» WHAT IS BEING ASKED: In the material below, identify each line bearing the word "Cleaning". Reproduce those lines.

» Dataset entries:
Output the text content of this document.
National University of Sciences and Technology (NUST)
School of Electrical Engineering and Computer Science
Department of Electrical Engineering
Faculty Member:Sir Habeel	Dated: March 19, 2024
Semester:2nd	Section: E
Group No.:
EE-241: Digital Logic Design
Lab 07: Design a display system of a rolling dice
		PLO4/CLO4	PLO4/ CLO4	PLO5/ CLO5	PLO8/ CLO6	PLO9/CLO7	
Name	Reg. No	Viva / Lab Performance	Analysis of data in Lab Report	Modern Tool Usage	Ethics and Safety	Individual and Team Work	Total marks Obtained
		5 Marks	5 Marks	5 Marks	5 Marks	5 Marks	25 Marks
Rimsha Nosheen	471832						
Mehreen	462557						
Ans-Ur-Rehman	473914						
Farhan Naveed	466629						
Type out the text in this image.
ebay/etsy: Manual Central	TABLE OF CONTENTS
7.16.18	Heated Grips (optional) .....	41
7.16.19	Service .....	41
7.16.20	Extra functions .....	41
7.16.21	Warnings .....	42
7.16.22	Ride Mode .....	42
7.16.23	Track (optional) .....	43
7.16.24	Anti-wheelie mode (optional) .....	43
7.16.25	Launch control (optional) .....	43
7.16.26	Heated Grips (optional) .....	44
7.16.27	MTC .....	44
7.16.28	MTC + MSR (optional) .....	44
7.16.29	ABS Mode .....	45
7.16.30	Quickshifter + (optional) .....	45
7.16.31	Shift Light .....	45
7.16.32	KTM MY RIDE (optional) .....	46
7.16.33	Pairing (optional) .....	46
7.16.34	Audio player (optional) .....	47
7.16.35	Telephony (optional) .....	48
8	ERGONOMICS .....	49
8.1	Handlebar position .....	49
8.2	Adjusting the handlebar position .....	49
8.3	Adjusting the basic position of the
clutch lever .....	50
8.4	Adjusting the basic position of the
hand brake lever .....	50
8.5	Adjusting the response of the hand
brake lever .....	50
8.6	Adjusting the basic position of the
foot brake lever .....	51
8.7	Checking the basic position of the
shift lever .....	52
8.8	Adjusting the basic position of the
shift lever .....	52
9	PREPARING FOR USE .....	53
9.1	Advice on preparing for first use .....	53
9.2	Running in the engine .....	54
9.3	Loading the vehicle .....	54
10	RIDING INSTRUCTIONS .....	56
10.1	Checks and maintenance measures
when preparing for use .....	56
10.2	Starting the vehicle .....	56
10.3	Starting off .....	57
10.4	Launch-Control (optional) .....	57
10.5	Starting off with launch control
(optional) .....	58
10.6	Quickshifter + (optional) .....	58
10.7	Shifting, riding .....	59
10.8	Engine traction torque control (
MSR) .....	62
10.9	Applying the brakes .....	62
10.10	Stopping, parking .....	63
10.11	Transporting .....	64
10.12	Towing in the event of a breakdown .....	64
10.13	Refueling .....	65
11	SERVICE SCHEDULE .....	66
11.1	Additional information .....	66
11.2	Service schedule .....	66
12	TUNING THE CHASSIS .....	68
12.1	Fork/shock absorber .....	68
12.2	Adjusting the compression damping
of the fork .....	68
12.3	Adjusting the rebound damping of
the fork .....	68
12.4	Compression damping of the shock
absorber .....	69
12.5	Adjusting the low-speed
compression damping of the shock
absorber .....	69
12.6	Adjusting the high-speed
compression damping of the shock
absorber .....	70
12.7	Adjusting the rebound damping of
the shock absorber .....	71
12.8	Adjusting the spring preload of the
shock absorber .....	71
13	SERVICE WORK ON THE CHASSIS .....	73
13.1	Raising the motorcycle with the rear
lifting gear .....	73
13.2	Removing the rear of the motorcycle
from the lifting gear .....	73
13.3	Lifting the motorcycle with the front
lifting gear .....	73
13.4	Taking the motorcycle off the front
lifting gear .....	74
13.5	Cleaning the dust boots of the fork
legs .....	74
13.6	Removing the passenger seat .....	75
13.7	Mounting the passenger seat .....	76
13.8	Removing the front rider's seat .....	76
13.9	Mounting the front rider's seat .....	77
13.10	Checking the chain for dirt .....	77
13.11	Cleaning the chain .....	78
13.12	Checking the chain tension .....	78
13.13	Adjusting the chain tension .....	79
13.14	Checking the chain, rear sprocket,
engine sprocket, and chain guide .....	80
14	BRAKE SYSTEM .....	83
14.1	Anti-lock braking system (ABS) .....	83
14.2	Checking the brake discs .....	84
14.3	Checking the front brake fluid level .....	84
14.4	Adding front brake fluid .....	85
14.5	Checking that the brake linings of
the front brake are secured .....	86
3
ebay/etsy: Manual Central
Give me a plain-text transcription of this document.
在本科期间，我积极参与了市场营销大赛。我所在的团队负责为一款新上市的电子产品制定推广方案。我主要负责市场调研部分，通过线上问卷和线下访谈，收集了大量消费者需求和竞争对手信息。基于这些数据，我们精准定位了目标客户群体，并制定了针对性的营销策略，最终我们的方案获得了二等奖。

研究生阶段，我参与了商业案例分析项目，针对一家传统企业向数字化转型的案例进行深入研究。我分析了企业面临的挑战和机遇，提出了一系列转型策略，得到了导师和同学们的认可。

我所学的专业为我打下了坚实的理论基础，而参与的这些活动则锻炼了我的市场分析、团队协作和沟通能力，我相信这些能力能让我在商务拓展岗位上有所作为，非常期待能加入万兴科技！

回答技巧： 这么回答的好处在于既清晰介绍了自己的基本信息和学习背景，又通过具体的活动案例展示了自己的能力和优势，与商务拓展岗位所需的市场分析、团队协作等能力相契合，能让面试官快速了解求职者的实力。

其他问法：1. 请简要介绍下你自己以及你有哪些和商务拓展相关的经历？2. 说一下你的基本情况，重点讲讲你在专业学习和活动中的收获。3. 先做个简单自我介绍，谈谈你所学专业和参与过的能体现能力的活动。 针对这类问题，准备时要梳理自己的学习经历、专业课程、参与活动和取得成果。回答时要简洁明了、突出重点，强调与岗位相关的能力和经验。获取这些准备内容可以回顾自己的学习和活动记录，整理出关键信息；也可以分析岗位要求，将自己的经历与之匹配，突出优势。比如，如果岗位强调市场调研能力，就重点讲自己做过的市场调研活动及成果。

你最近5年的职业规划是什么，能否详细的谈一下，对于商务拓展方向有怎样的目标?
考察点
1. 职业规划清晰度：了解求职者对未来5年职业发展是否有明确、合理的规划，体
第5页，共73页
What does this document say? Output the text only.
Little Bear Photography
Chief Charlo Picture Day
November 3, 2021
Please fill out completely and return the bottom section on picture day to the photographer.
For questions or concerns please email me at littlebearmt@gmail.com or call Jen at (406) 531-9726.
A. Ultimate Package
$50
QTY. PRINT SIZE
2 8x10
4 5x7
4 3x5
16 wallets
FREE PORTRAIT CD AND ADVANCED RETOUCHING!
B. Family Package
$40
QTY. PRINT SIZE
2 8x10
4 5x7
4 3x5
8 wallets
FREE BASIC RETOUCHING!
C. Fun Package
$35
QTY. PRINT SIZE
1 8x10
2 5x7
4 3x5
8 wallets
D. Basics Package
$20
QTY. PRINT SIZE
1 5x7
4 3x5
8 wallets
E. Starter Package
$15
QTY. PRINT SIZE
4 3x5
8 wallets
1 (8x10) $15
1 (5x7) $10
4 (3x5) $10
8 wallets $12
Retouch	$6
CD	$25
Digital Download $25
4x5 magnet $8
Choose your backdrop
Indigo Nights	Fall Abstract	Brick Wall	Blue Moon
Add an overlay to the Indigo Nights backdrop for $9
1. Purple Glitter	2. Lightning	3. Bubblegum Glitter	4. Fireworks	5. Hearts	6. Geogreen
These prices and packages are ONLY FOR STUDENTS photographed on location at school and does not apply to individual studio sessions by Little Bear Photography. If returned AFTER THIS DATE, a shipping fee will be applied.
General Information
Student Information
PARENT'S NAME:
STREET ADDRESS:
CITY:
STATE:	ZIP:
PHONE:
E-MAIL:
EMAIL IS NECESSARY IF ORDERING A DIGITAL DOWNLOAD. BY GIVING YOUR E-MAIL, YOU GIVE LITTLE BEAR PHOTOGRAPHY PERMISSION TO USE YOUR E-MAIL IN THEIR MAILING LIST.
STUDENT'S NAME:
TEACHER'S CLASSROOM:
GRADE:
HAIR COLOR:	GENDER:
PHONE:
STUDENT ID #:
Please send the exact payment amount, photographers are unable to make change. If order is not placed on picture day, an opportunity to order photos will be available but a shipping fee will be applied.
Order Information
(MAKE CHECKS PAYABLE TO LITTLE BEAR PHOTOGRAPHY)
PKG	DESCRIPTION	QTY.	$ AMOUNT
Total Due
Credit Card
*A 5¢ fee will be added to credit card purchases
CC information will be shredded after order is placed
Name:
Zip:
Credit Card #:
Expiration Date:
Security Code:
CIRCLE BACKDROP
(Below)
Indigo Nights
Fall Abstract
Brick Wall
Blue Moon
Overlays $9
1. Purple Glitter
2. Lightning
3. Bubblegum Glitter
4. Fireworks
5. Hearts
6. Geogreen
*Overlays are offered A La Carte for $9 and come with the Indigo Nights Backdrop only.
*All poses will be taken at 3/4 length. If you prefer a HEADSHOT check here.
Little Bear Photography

» ANSWER TO THE EXERCISE:
13.5	Cleaning the dust boots of the fork
13.11	Cleaning the chain .....	78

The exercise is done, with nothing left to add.